◆ The task
Set all the material down again unchanged, without the pictures.

◆ Given data
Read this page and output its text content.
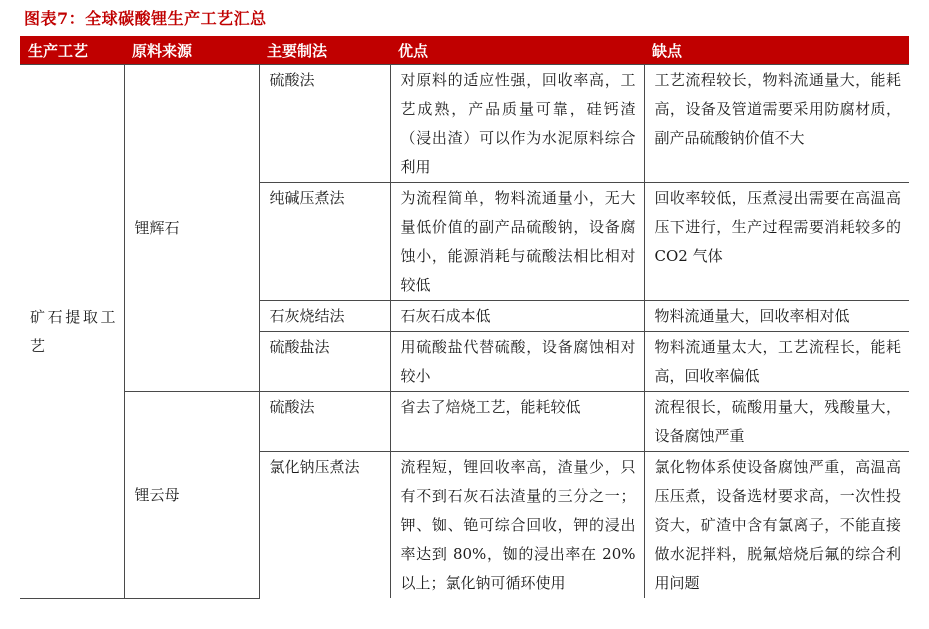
图表7：全球碳酸锂生产工艺汇总
生产工艺	原料来源	主要制法	优点	缺点
矿石提取工艺	锂辉石	硫酸法	对原料的适应性强，回收率高，工艺成熟，产品质量可靠，硅钙渣（浸出渣）可以作为水泥原料综合利用	工艺流程较长，物料流通量大，能耗高，设备及管道需要采用防腐材质，副产品硫酸钠价值不大
		纯碱压煮法	为流程简单，物料流通量小，无大量低价值的副产品硫酸钠，设备腐蚀小，能源消耗与硫酸法相比相对较低	回收率较低，压煮浸出需要在高温高压下进行，生产过程需要消耗较多的 CO2 气体
		石灰烧结法	石灰石成本低	物料流通量大，回收率相对低
		硫酸盐法	用硫酸盐代替硫酸，设备腐蚀相对较小	物料流通量太大，工艺流程长，能耗高，回收率偏低
	锂云母	硫酸法	省去了焙烧工艺，能耗较低	流程很长，硫酸用量大，残酸量大，设备腐蚀严重
		氯化钠压煮法	流程短，锂回收率高，渣量少，只有不到石灰石法渣量的三分之一；钾、铷、铯可综合回收，钾的浸出率达到 80%，铷的浸出率在 20% 以上；氯化钠可循环使用	氯化物体系使设备腐蚀严重，高温高压压煮，设备选材要求高，一次性投资大，矿渣中含有氯离子，不能直接做水泥拌料，脱氟焙烧后氟的综合利用问题
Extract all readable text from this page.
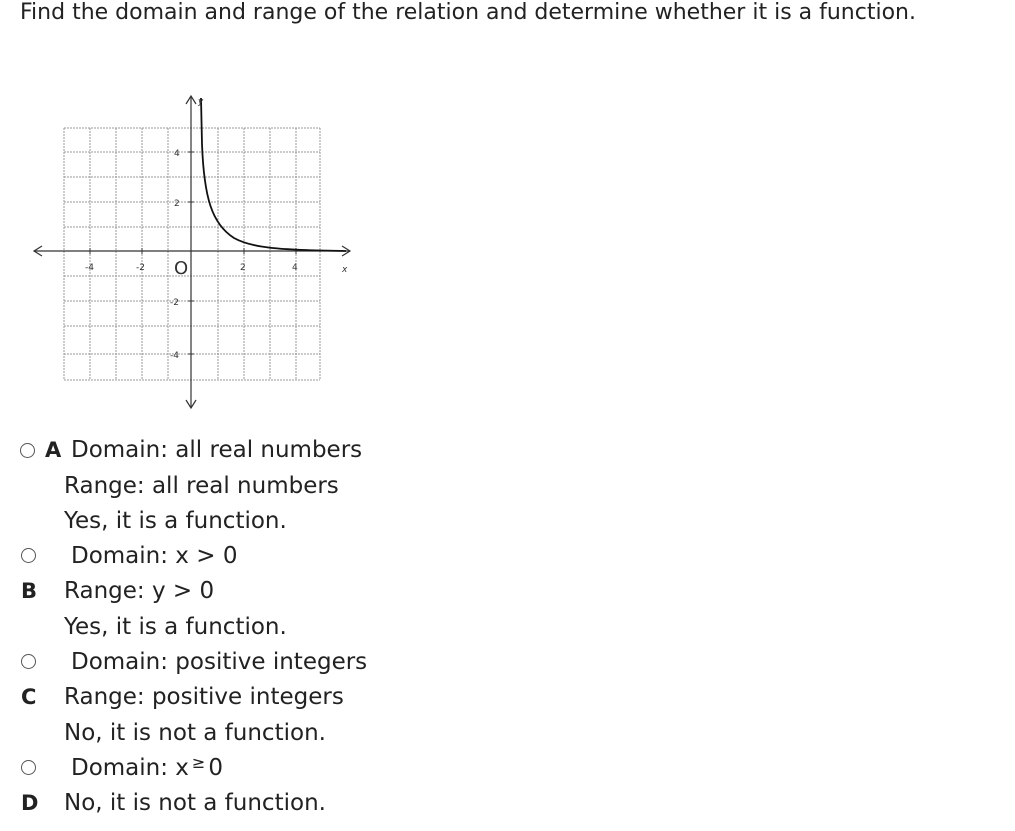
Find the domain and range of the relation and determine whether it is a function.
-4	-2	2	4
4
2
-2
-4
O	x
y
A Domain: all real numbers
Range: all real numbers
Yes, it is a function.
Domain: x > 0
B Range: y > 0
Yes, it is a function.
Domain: positive integers
C Range: positive integers
No, it is not a function.
Domain: x ≥ 0
D No, it is not a function.
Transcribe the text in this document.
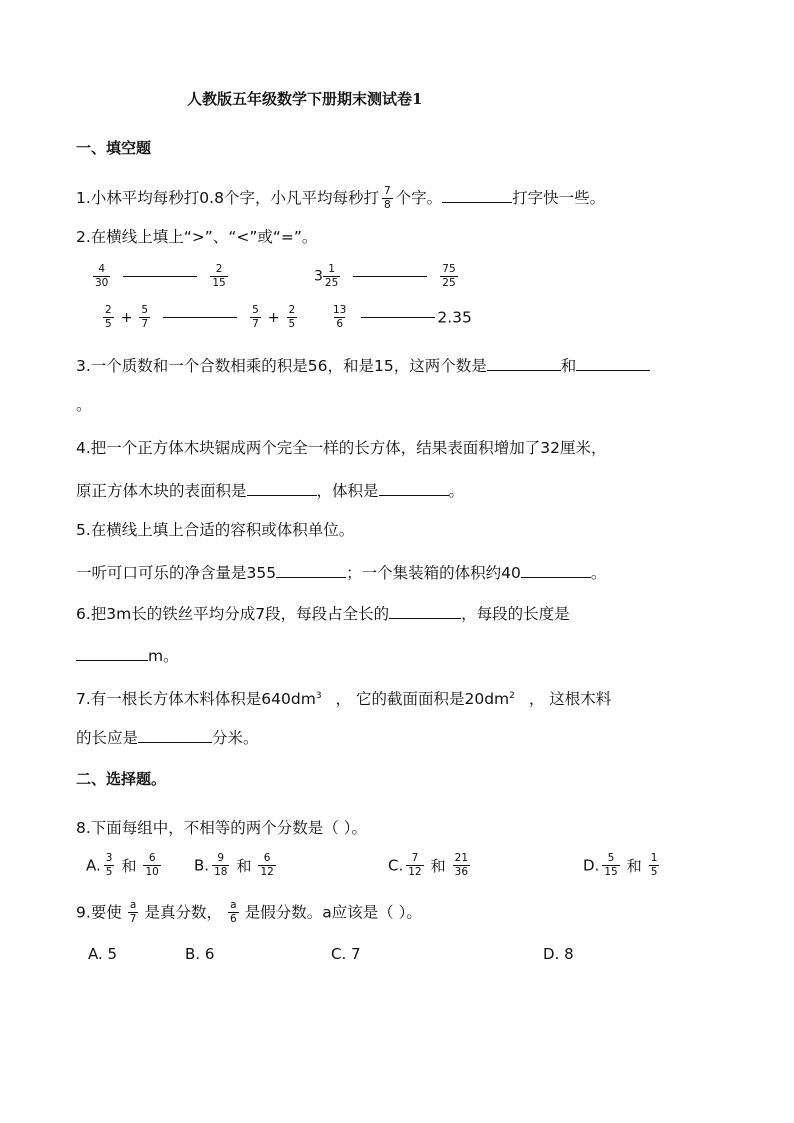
人教版五年级数学下册期末测试卷1
一、填空题
1.小林平均每秒打0.8个字，小凡平均每秒打 $\frac{7}{8}$ 个字。	打字快一些。
2.在横线上填上“>”、“<”或“=”。
$\frac{4}{30}$	$\frac{2}{15}$	$3 \frac{1}{25}$	$\frac{75}{25}$
$\frac{2}{5} + \frac{5}{7}$	$\frac{5}{7} + \frac{2}{5}$	$\frac{13}{6}$	2.35
3.一个质数和一个合数相乘的积是56，和是15，这两个数是	和
。
4.把一个正方体木块锯成两个完全一样的长方体，结果表面积增加了32厘米，
原正方体木块的表面积是	，体积是	。
5.在横线上填上合适的容积或体积单位。
一听可口可乐的净含量是355	；一个集装箱的体积约40	。
6.把3m长的铁丝平均分成7段，每段占全长的	，每段的长度是
m。
7.有一根长方体木料体积是$640dm^3$ ， 它的截面面积是$20dm^2$ ， 这根木料
的长应是	分米。
二、选择题。
8.下面每组中，不相等的两个分数是（ ）。
A. $\frac{3}{5}$ 和 $\frac{6}{10} B$. $\frac{9}{18}$ 和 $\frac{6}{12}$	C. $\frac{7}{12}$ 和 $\frac{21}{36}$	D. $\frac{5}{15}$ 和 $\frac{1}{5}$
9.要使 $\frac{a}{7}$ 是真分数， $\frac{a}{6}$ 是假分数。a应该是（ ）。
A. 5	B. 6	C. 7	D. 8
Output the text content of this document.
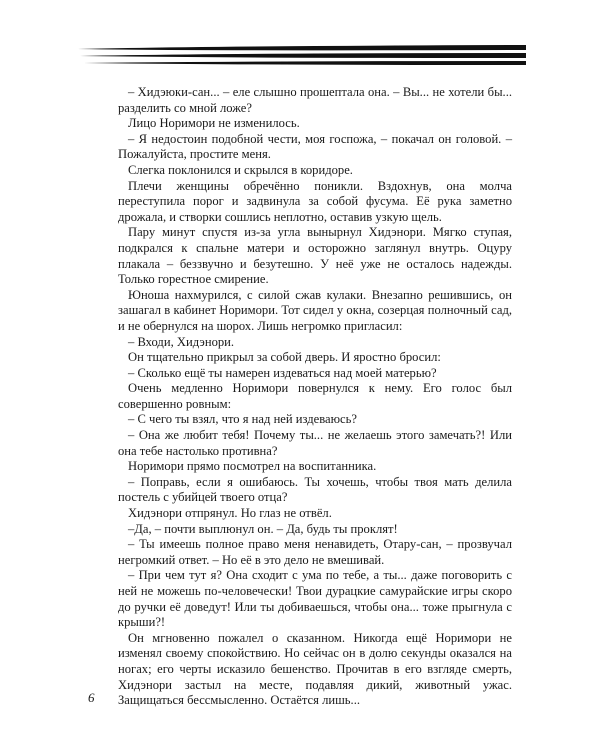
– Хидэюки-сан... – еле слышно прошептала она. – Вы... не хотели бы... разделить со мной ложе?

Лицо Норимори не изменилось.

– Я недостоин подобной чести, моя госпожа, – покачал он головой. – Пожалуйста, простите меня.

Слегка поклонился и скрылся в коридоре.

Плечи женщины обречённо поникли. Вздохнув, она молча переступила порог и задвинула за собой фусума. Её рука заметно дрожала, и створки сошлись неплотно, оставив узкую щель.

Пару минут спустя из-за угла вынырнул Хидэнори. Мягко ступая, подкрался к спальне матери и осторожно заглянул внутрь. Оцуру плакала – беззвучно и безутешно. У неё уже не осталось надежды. Только горестное смирение.

Юноша нахмурился, с силой сжав кулаки. Внезапно решившись, он зашагал в кабинет Норимори. Тот сидел у окна, созерцая полночный сад, и не обернулся на шорох. Лишь негромко пригласил:

– Входи, Хидэнори.

Он тщательно прикрыл за собой дверь. И яростно бросил:

– Сколько ещё ты намерен издеваться над моей матерью?

Очень медленно Норимори повернулся к нему. Его голос был совершенно ровным:

– С чего ты взял, что я над ней издеваюсь?

– Она же любит тебя! Почему ты... не желаешь этого замечать?! Или она тебе настолько противна?

Норимори прямо посмотрел на воспитанника.

– Поправь, если я ошибаюсь. Ты хочешь, чтобы твоя мать делила постель с убийцей твоего отца?

Хидэнори отпрянул. Но глаз не отвёл.

–Да, – почти выплюнул он. – Да, будь ты проклят!

– Ты имеешь полное право меня ненавидеть, Отару-сан, – прозвучал негромкий ответ. – Но её в это дело не вмешивай.

– При чем тут я? Она сходит с ума по тебе, а ты... даже поговорить с ней не можешь по-человечески! Твои дурацкие самурайские игры скоро до ручки её доведут! Или ты добиваешься, чтобы она... тоже прыгнула с крыши?!

Он мгновенно пожалел о сказанном. Никогда ещё Норимори не изменял своему спокойствию. Но сейчас он в долю секунды оказался на ногах; его черты исказило бешенство. Прочитав в его взгляде смерть, Хидэнори застыл на месте, подавляя дикий, животный ужас. Защищаться бессмысленно. Остаётся лишь...

6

◆ Output below
Read this page and output its text content.
图表7：全球碳酸锂生产工艺汇总
生产工艺	原料来源	主要制法	优点	缺点
矿石提取工艺	锂辉石	硫酸法	对原料的适应性强，回收率高，工艺成熟，产品质量可靠，硅钙渣（浸出渣）可以作为水泥原料综合利用	工艺流程较长，物料流通量大，能耗高，设备及管道需要采用防腐材质，副产品硫酸钠价值不大
		纯碱压煮法	为流程简单，物料流通量小，无大量低价值的副产品硫酸钠，设备腐蚀小，能源消耗与硫酸法相比相对较低	回收率较低，压煮浸出需要在高温高压下进行，生产过程需要消耗较多的 CO2 气体
		石灰烧结法	石灰石成本低	物料流通量大，回收率相对低
		硫酸盐法	用硫酸盐代替硫酸，设备腐蚀相对较小	物料流通量太大，工艺流程长，能耗高，回收率偏低
	锂云母	硫酸法	省去了焙烧工艺，能耗较低	流程很长，硫酸用量大，残酸量大，设备腐蚀严重
		氯化钠压煮法	流程短，锂回收率高，渣量少，只有不到石灰石法渣量的三分之一；钾、铷、铯可综合回收，钾的浸出率达到 80%，铷的浸出率在 20% 以上；氯化钠可循环使用	氯化物体系使设备腐蚀严重，高温高压压煮，设备选材要求高，一次性投资大，矿渣中含有氯离子，不能直接做水泥拌料，脱氟焙烧后氟的综合利用问题
Extract all readable text from this page.
Find the domain and range of the relation and determine whether it is a function.
-4	-2	2	4
4
2
-2
-4
O	x
y
A Domain: all real numbers
Range: all real numbers
Yes, it is a function.
Domain: x > 0
B Range: y > 0
Yes, it is a function.
Domain: positive integers
C Range: positive integers
No, it is not a function.
Domain: x ≥ 0
D No, it is not a function.
Transcribe the text in this document.
人教版五年级数学下册期末测试卷1
一、填空题
1.小林平均每秒打0.8个字，小凡平均每秒打 $\frac{7}{8}$ 个字。	打字快一些。
2.在横线上填上“>”、“<”或“=”。
$\frac{4}{30}$	$\frac{2}{15}$	$3 \frac{1}{25}$	$\frac{75}{25}$
$\frac{2}{5} + \frac{5}{7}$	$\frac{5}{7} + \frac{2}{5}$	$\frac{13}{6}$	2.35
3.一个质数和一个合数相乘的积是56，和是15，这两个数是	和
。
4.把一个正方体木块锯成两个完全一样的长方体，结果表面积增加了32厘米，
原正方体木块的表面积是	，体积是	。
5.在横线上填上合适的容积或体积单位。
一听可口可乐的净含量是355	；一个集装箱的体积约40	。
6.把3m长的铁丝平均分成7段，每段占全长的	，每段的长度是
m。
7.有一根长方体木料体积是$640dm^3$ ， 它的截面面积是$20dm^2$ ， 这根木料
的长应是	分米。
二、选择题。
8.下面每组中，不相等的两个分数是（ ）。
A. $\frac{3}{5}$ 和 $\frac{6}{10} B$. $\frac{9}{18}$ 和 $\frac{6}{12}$	C. $\frac{7}{12}$ 和 $\frac{21}{36}$	D. $\frac{5}{15}$ 和 $\frac{1}{5}$
9.要使 $\frac{a}{7}$ 是真分数， $\frac{a}{6}$ 是假分数。a应该是（ ）。
A. 5	B. 6	C. 7	D. 8
Output the text content of this document.
– Хидэюки-сан... – еле слышно прошептала она. – Вы... не хотели бы... разделить со мной ложе?

Лицо Норимори не изменилось.

– Я недостоин подобной чести, моя госпожа, – покачал он головой. – Пожалуйста, простите меня.

Слегка поклонился и скрылся в коридоре.

Плечи женщины обречённо поникли. Вздохнув, она молча переступила порог и задвинула за собой фусума. Её рука заметно дрожала, и створки сошлись неплотно, оставив узкую щель.

Пару минут спустя из-за угла вынырнул Хидэнори. Мягко ступая, подкрался к спальне матери и осторожно заглянул внутрь. Оцуру плакала – беззвучно и безутешно. У неё уже не осталось надежды. Только горестное смирение.

Юноша нахмурился, с силой сжав кулаки. Внезапно решившись, он зашагал в кабинет Норимори. Тот сидел у окна, созерцая полночный сад, и не обернулся на шорох. Лишь негромко пригласил:

– Входи, Хидэнори.

Он тщательно прикрыл за собой дверь. И яростно бросил:

– Сколько ещё ты намерен издеваться над моей матерью?

Очень медленно Норимори повернулся к нему. Его голос был совершенно ровным:

– С чего ты взял, что я над ней издеваюсь?

– Она же любит тебя! Почему ты... не желаешь этого замечать?! Или она тебе настолько противна?

Норимори прямо посмотрел на воспитанника.

– Поправь, если я ошибаюсь. Ты хочешь, чтобы твоя мать делила постель с убийцей твоего отца?

Хидэнори отпрянул. Но глаз не отвёл.

–Да, – почти выплюнул он. – Да, будь ты проклят!

– Ты имеешь полное право меня ненавидеть, Отару-сан, – прозвучал негромкий ответ. – Но её в это дело не вмешивай.

– При чем тут я? Она сходит с ума по тебе, а ты... даже поговорить с ней не можешь по-человечески! Твои дурацкие самурайские игры скоро до ручки её доведут! Или ты добиваешься, чтобы она... тоже прыгнула с крыши?!

Он мгновенно пожалел о сказанном. Никогда ещё Норимори не изменял своему спокойствию. Но сейчас он в долю секунды оказался на ногах; его черты исказило бешенство. Прочитав в его взгляде смерть, Хидэнори застыл на месте, подавляя дикий, животный ужас. Защищаться бессмысленно. Остаётся лишь...

6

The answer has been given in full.